* begin Supplied records *

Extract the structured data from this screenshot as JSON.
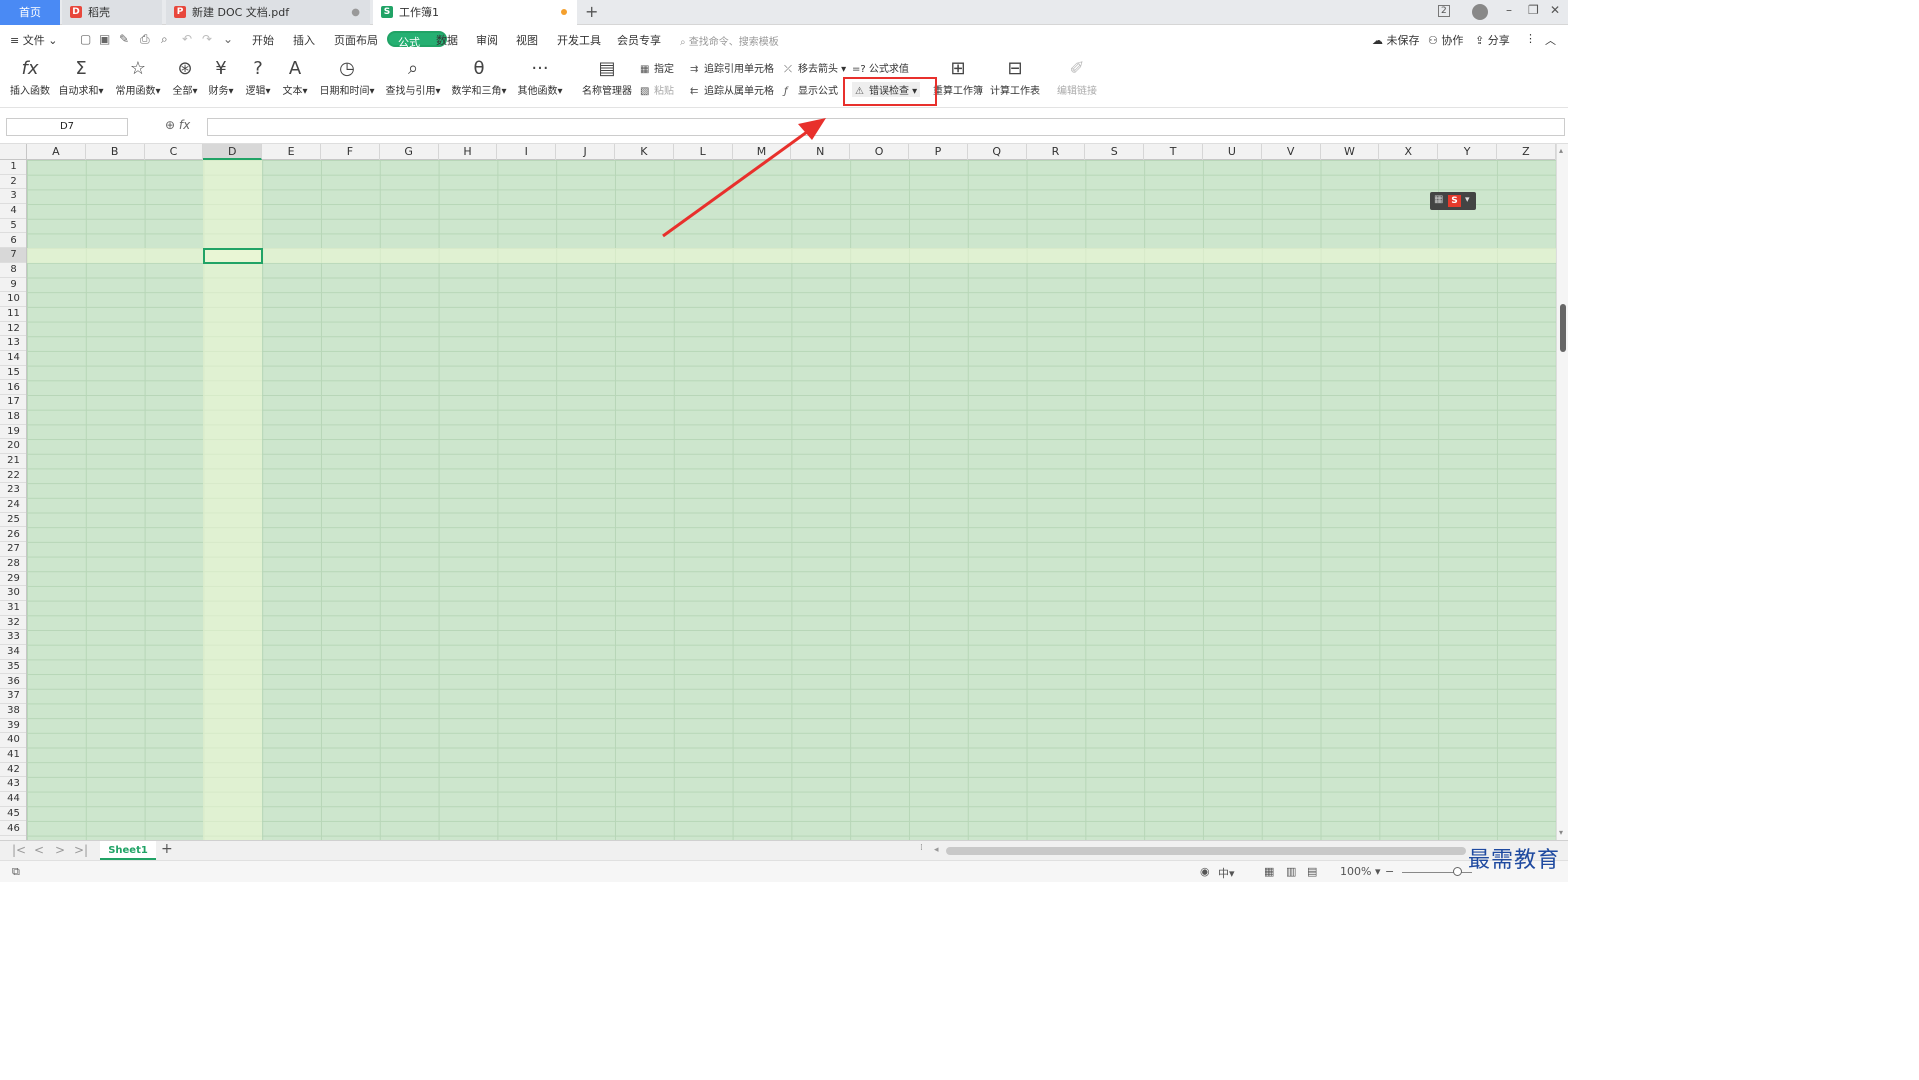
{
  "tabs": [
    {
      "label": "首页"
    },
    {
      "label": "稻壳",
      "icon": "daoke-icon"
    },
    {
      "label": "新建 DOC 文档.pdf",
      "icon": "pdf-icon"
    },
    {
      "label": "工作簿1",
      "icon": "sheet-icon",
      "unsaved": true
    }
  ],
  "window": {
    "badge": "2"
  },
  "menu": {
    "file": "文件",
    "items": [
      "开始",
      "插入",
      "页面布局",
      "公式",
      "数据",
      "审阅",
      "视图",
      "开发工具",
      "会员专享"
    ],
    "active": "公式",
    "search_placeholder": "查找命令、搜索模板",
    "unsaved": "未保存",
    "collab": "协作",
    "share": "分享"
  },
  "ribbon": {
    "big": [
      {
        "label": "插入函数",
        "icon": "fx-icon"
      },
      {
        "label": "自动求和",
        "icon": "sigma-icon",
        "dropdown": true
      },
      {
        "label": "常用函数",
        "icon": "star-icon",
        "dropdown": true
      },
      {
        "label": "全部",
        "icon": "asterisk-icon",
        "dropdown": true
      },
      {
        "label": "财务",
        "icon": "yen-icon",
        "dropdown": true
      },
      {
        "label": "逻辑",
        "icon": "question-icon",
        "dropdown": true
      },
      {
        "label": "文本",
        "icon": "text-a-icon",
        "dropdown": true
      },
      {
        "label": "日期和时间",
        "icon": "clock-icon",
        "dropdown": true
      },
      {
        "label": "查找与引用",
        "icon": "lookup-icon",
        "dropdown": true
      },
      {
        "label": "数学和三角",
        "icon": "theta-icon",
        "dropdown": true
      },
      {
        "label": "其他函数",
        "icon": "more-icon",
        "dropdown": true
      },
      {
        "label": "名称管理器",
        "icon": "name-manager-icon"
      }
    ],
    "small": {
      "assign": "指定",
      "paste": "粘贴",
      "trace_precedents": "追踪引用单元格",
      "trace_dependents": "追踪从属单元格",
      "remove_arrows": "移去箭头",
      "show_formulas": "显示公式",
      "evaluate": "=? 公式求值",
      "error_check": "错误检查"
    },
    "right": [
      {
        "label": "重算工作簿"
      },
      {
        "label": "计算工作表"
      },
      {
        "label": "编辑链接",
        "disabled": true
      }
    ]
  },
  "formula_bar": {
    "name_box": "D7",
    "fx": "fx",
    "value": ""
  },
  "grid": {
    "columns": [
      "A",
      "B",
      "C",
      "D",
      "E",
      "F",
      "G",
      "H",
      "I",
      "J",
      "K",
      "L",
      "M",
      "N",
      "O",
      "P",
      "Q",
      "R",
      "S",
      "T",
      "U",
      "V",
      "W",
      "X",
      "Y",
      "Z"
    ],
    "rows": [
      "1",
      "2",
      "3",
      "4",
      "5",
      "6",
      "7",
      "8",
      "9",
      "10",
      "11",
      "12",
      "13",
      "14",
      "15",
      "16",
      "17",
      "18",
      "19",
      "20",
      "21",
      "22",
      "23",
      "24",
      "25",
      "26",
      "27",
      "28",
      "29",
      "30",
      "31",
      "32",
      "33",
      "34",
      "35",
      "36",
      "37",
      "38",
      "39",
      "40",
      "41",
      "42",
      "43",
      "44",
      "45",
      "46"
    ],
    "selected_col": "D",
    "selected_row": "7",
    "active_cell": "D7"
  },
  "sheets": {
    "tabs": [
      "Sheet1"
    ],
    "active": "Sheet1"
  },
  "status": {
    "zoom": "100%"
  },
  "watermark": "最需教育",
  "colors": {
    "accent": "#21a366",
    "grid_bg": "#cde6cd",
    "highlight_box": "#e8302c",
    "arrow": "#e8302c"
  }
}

* end Supplied records *
* begin Supplied records *

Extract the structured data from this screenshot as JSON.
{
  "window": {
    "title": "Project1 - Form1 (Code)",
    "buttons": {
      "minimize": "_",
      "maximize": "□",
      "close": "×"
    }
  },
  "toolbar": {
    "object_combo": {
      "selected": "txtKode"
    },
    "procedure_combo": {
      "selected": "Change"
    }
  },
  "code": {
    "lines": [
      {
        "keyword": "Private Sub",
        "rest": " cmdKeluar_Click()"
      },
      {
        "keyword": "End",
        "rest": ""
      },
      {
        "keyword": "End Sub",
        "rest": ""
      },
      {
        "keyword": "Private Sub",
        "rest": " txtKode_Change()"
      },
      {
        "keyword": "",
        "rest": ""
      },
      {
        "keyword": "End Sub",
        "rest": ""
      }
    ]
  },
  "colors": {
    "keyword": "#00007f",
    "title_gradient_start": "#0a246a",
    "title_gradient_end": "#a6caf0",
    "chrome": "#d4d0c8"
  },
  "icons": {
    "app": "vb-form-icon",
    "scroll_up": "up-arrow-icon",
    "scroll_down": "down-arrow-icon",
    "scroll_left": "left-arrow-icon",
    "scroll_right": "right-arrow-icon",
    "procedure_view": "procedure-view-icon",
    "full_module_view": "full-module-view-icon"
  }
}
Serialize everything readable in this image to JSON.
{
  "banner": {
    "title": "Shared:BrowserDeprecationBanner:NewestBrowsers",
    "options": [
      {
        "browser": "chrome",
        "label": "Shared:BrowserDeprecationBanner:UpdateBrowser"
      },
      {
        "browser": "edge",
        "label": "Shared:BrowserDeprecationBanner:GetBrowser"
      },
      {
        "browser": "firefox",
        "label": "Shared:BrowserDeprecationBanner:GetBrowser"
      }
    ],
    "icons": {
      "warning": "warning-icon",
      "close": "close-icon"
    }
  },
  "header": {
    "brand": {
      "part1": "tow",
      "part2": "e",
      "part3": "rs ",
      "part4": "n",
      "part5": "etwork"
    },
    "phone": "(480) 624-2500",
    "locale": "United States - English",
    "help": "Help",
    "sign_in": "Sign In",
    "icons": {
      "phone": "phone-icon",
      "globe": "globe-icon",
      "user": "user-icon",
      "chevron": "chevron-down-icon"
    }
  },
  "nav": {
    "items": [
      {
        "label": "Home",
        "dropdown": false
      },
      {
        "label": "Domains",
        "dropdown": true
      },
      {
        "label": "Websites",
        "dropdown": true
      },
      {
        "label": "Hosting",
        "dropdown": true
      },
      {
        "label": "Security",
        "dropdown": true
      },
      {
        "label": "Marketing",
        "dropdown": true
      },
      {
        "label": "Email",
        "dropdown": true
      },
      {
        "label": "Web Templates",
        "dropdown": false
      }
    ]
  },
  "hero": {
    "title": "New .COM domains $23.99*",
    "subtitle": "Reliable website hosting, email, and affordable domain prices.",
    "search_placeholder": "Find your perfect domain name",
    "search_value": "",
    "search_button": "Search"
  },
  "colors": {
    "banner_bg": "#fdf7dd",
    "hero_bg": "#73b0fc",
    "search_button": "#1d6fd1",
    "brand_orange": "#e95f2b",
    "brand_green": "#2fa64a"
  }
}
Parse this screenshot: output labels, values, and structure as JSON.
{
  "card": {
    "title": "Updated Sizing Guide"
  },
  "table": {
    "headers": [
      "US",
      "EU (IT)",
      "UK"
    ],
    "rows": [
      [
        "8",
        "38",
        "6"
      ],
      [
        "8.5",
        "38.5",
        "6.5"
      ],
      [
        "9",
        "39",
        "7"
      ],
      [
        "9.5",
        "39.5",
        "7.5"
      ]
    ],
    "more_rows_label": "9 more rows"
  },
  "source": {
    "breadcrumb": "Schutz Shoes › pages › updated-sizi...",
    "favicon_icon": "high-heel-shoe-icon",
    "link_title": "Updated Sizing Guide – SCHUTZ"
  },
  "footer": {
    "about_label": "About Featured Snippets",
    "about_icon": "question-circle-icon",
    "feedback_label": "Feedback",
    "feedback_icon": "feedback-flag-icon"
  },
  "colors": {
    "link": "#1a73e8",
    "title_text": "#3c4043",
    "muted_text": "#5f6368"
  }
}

* end Supplied records *
* begin Supplied records *

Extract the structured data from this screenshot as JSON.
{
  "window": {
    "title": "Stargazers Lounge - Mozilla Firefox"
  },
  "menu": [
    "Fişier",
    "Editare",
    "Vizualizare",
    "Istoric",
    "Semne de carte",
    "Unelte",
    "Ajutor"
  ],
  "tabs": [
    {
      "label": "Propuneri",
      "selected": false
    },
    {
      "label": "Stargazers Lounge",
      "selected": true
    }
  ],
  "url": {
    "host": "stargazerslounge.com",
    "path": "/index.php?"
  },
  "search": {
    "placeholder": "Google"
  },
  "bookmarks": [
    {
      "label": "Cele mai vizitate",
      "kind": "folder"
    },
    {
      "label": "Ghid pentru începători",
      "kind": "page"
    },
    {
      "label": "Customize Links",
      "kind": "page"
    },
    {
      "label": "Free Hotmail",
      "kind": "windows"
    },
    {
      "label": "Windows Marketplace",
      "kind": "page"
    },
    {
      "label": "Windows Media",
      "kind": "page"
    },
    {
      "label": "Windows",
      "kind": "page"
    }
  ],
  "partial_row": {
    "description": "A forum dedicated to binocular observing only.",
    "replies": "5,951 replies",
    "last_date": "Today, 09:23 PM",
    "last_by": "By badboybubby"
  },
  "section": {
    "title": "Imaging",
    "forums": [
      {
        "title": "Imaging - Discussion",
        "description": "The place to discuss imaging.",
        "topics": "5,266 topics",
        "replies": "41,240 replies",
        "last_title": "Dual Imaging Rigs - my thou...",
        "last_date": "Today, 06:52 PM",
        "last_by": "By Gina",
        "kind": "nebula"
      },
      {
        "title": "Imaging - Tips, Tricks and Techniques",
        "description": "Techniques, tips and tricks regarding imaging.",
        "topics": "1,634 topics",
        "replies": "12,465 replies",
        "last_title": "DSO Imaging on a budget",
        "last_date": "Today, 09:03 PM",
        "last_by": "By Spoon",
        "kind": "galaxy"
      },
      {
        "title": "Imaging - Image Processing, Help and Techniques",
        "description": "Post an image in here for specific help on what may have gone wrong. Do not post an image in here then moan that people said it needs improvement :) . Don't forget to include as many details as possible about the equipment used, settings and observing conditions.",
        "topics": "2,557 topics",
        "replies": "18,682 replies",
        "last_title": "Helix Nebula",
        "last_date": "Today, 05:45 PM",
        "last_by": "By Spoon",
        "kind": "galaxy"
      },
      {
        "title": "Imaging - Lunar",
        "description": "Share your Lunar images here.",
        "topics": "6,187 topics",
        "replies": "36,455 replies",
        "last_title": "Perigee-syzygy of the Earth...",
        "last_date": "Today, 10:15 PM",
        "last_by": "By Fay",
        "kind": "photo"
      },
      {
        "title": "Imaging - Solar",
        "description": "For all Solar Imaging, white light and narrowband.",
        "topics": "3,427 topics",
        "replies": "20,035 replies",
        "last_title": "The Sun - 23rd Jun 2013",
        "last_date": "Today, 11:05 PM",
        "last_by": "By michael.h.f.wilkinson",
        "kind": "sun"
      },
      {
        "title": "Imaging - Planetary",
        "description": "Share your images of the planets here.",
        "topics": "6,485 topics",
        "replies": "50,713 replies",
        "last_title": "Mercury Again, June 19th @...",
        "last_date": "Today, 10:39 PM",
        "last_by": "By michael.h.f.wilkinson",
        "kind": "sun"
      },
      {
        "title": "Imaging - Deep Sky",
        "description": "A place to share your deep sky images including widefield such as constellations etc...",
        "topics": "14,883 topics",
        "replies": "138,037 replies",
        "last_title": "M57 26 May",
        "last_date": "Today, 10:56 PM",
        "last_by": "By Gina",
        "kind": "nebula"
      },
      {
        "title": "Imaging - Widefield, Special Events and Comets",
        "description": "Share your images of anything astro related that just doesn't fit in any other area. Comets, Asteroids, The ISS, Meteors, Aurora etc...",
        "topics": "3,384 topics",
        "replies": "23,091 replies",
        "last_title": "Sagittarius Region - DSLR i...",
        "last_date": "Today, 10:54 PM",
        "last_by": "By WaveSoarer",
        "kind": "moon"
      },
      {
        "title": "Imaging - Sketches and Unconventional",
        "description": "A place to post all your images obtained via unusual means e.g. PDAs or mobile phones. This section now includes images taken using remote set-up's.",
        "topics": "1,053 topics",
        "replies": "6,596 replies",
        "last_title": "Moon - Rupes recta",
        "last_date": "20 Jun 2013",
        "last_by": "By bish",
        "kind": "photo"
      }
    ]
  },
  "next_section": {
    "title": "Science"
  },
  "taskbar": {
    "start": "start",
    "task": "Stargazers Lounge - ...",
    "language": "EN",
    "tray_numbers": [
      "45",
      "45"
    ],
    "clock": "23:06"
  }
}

* end Supplied records *

▶ Stated task:
Of all the lines in the entries, how many contain the word "Techniques"? Give only the number.

▶ Solution:
3